▸ GIVEN PROBLEM: Copy every line of the listing below without changing anything.

Source listing:
■ ■ ■ ■ ■
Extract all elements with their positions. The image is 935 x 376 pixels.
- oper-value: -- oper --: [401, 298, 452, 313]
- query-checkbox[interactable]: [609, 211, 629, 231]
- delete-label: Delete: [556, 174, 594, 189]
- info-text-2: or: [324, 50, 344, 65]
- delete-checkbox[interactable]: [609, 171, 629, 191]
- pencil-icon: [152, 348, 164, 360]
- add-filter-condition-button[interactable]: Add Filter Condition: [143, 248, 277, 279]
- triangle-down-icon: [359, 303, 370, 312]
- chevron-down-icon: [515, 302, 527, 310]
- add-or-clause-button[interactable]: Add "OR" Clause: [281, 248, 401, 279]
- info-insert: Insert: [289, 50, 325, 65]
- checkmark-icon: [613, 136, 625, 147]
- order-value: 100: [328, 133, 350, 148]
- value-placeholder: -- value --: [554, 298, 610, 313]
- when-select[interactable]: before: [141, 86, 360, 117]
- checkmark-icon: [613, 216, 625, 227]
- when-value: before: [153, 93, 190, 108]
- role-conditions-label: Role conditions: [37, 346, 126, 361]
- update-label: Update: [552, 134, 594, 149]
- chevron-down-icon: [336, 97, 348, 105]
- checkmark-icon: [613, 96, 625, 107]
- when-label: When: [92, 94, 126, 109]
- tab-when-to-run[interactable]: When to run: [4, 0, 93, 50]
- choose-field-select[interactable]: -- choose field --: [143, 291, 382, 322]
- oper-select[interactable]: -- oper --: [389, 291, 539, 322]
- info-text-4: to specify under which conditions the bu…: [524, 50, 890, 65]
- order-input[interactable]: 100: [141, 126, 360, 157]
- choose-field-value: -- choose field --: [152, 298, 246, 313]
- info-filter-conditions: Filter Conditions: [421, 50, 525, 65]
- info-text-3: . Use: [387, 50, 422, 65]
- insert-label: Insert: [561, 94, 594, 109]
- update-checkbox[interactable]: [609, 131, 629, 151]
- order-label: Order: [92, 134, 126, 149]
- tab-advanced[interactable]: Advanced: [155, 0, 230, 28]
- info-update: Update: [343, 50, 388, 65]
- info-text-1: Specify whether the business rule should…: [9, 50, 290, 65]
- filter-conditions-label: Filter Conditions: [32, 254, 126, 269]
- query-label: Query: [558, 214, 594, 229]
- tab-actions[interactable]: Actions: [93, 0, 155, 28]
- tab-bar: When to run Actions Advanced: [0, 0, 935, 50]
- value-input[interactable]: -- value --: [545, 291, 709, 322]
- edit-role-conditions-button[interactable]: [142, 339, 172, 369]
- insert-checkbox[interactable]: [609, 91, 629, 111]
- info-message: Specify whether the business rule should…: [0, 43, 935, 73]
■ ■ ■ ■ ■
▸ RESULT OF THIS EXERCISE:
Extract all elements with their positions. The image is 935 x 376 pixels.
- oper-value: -- oper --: [401, 298, 452, 313]
- query-checkbox[interactable]: [609, 211, 629, 231]
- delete-label: Delete: [556, 174, 594, 189]
- info-text-2: or: [324, 50, 344, 65]
- delete-checkbox[interactable]: [609, 171, 629, 191]
- pencil-icon: [152, 348, 164, 360]
- add-filter-condition-button[interactable]: Add Filter Condition: [143, 248, 277, 279]
- triangle-down-icon: [359, 303, 370, 312]
- chevron-down-icon: [515, 302, 527, 310]
- add-or-clause-button[interactable]: Add "OR" Clause: [281, 248, 401, 279]
- info-insert: Insert: [289, 50, 325, 65]
- checkmark-icon: [613, 136, 625, 147]
- order-value: 100: [328, 133, 350, 148]
- value-placeholder: -- value --: [554, 298, 610, 313]
- when-select[interactable]: before: [141, 86, 360, 117]
- checkmark-icon: [613, 216, 625, 227]
- when-value: before: [153, 93, 190, 108]
- role-conditions-label: Role conditions: [37, 346, 126, 361]
- update-label: Update: [552, 134, 594, 149]
- chevron-down-icon: [336, 97, 348, 105]
- checkmark-icon: [613, 96, 625, 107]
- when-label: When: [92, 94, 126, 109]
- tab-when-to-run[interactable]: When to run: [4, 0, 93, 50]
- choose-field-select[interactable]: -- choose field --: [143, 291, 382, 322]
- oper-select[interactable]: -- oper --: [389, 291, 539, 322]
- info-text-4: to specify under which conditions the bu…: [524, 50, 890, 65]
- order-input[interactable]: 100: [141, 126, 360, 157]
- choose-field-value: -- choose field --: [152, 298, 246, 313]
- info-filter-conditions: Filter Conditions: [421, 50, 525, 65]
- info-text-3: . Use: [387, 50, 422, 65]
- insert-label: Insert: [561, 94, 594, 109]
- update-checkbox[interactable]: [609, 131, 629, 151]
- order-label: Order: [92, 134, 126, 149]
- tab-advanced[interactable]: Advanced: [155, 0, 230, 28]
- info-update: Update: [343, 50, 388, 65]
- info-text-1: Specify whether the business rule should…: [9, 50, 290, 65]
- filter-conditions-label: Filter Conditions: [32, 254, 126, 269]
- query-label: Query: [558, 214, 594, 229]
- tab-actions[interactable]: Actions: [93, 0, 155, 28]
- tab-bar: When to run Actions Advanced: [0, 0, 935, 50]
- value-input[interactable]: -- value --: [545, 291, 709, 322]
- edit-role-conditions-button[interactable]: [142, 339, 172, 369]
- insert-checkbox[interactable]: [609, 91, 629, 111]
- info-message: Specify whether the business rule should…: [0, 43, 935, 73]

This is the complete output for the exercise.